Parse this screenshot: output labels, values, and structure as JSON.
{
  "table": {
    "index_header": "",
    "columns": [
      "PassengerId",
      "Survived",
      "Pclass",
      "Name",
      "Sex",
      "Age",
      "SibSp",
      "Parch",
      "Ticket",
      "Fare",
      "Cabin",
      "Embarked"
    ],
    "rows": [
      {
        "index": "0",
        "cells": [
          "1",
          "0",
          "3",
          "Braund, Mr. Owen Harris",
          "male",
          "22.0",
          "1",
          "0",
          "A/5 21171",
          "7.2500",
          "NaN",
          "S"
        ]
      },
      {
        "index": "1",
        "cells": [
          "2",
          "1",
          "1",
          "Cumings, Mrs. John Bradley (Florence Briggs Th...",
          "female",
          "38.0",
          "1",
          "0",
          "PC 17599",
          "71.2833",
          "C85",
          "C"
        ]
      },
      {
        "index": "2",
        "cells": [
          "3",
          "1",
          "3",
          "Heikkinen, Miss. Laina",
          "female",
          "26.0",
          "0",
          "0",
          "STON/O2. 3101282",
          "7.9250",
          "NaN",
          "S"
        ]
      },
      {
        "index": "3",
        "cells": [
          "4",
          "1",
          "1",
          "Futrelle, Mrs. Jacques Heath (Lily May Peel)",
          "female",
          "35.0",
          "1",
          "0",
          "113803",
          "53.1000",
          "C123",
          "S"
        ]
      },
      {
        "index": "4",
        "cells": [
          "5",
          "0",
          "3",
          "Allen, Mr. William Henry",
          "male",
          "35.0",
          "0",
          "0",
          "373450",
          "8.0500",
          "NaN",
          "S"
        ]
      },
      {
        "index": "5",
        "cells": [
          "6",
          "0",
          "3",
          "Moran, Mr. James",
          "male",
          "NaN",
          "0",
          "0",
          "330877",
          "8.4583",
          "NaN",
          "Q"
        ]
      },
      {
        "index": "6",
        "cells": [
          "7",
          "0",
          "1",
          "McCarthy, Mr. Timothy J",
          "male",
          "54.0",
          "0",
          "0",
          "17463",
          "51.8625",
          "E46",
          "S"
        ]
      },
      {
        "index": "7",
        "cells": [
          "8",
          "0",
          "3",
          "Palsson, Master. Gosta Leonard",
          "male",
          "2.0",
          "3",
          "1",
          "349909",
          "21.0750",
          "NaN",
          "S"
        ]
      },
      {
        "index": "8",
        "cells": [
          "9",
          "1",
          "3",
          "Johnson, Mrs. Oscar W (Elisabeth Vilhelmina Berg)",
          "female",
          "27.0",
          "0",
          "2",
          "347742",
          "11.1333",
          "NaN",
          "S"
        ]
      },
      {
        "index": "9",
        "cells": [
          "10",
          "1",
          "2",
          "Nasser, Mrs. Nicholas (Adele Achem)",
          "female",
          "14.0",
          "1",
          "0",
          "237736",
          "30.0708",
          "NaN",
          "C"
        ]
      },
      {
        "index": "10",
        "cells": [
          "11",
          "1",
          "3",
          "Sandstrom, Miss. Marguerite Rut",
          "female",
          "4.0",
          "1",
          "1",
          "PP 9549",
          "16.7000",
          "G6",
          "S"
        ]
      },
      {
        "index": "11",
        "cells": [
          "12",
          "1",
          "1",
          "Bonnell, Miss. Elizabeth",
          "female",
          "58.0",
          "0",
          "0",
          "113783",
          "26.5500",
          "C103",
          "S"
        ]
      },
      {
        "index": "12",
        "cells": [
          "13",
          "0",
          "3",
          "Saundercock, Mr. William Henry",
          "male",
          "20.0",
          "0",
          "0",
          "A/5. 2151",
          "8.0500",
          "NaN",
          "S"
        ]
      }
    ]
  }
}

_ _ _ _

Send back all of the entries exactly, with nothing missing.

> [The reply]:
Parse this screenshot: output labels, values, and structure as JSON.
{
  "table": {
    "index_header": "",
    "columns": [
      "PassengerId",
      "Survived",
      "Pclass",
      "Name",
      "Sex",
      "Age",
      "SibSp",
      "Parch",
      "Ticket",
      "Fare",
      "Cabin",
      "Embarked"
    ],
    "rows": [
      {
        "index": "0",
        "cells": [
          "1",
          "0",
          "3",
          "Braund, Mr. Owen Harris",
          "male",
          "22.0",
          "1",
          "0",
          "A/5 21171",
          "7.2500",
          "NaN",
          "S"
        ]
      },
      {
        "index": "1",
        "cells": [
          "2",
          "1",
          "1",
          "Cumings, Mrs. John Bradley (Florence Briggs Th...",
          "female",
          "38.0",
          "1",
          "0",
          "PC 17599",
          "71.2833",
          "C85",
          "C"
        ]
      },
      {
        "index": "2",
        "cells": [
          "3",
          "1",
          "3",
          "Heikkinen, Miss. Laina",
          "female",
          "26.0",
          "0",
          "0",
          "STON/O2. 3101282",
          "7.9250",
          "NaN",
          "S"
        ]
      },
      {
        "index": "3",
        "cells": [
          "4",
          "1",
          "1",
          "Futrelle, Mrs. Jacques Heath (Lily May Peel)",
          "female",
          "35.0",
          "1",
          "0",
          "113803",
          "53.1000",
          "C123",
          "S"
        ]
      },
      {
        "index": "4",
        "cells": [
          "5",
          "0",
          "3",
          "Allen, Mr. William Henry",
          "male",
          "35.0",
          "0",
          "0",
          "373450",
          "8.0500",
          "NaN",
          "S"
        ]
      },
      {
        "index": "5",
        "cells": [
          "6",
          "0",
          "3",
          "Moran, Mr. James",
          "male",
          "NaN",
          "0",
          "0",
          "330877",
          "8.4583",
          "NaN",
          "Q"
        ]
      },
      {
        "index": "6",
        "cells": [
          "7",
          "0",
          "1",
          "McCarthy, Mr. Timothy J",
          "male",
          "54.0",
          "0",
          "0",
          "17463",
          "51.8625",
          "E46",
          "S"
        ]
      },
      {
        "index": "7",
        "cells": [
          "8",
          "0",
          "3",
          "Palsson, Master. Gosta Leonard",
          "male",
          "2.0",
          "3",
          "1",
          "349909",
          "21.0750",
          "NaN",
          "S"
        ]
      },
      {
        "index": "8",
        "cells": [
          "9",
          "1",
          "3",
          "Johnson, Mrs. Oscar W (Elisabeth Vilhelmina Berg)",
          "female",
          "27.0",
          "0",
          "2",
          "347742",
          "11.1333",
          "NaN",
          "S"
        ]
      },
      {
        "index": "9",
        "cells": [
          "10",
          "1",
          "2",
          "Nasser, Mrs. Nicholas (Adele Achem)",
          "female",
          "14.0",
          "1",
          "0",
          "237736",
          "30.0708",
          "NaN",
          "C"
        ]
      },
      {
        "index": "10",
        "cells": [
          "11",
          "1",
          "3",
          "Sandstrom, Miss. Marguerite Rut",
          "female",
          "4.0",
          "1",
          "1",
          "PP 9549",
          "16.7000",
          "G6",
          "S"
        ]
      },
      {
        "index": "11",
        "cells": [
          "12",
          "1",
          "1",
          "Bonnell, Miss. Elizabeth",
          "female",
          "58.0",
          "0",
          "0",
          "113783",
          "26.5500",
          "C103",
          "S"
        ]
      },
      {
        "index": "12",
        "cells": [
          "13",
          "0",
          "3",
          "Saundercock, Mr. William Henry",
          "male",
          "20.0",
          "0",
          "0",
          "A/5. 2151",
          "8.0500",
          "NaN",
          "S"
        ]
      }
    ]
  }
}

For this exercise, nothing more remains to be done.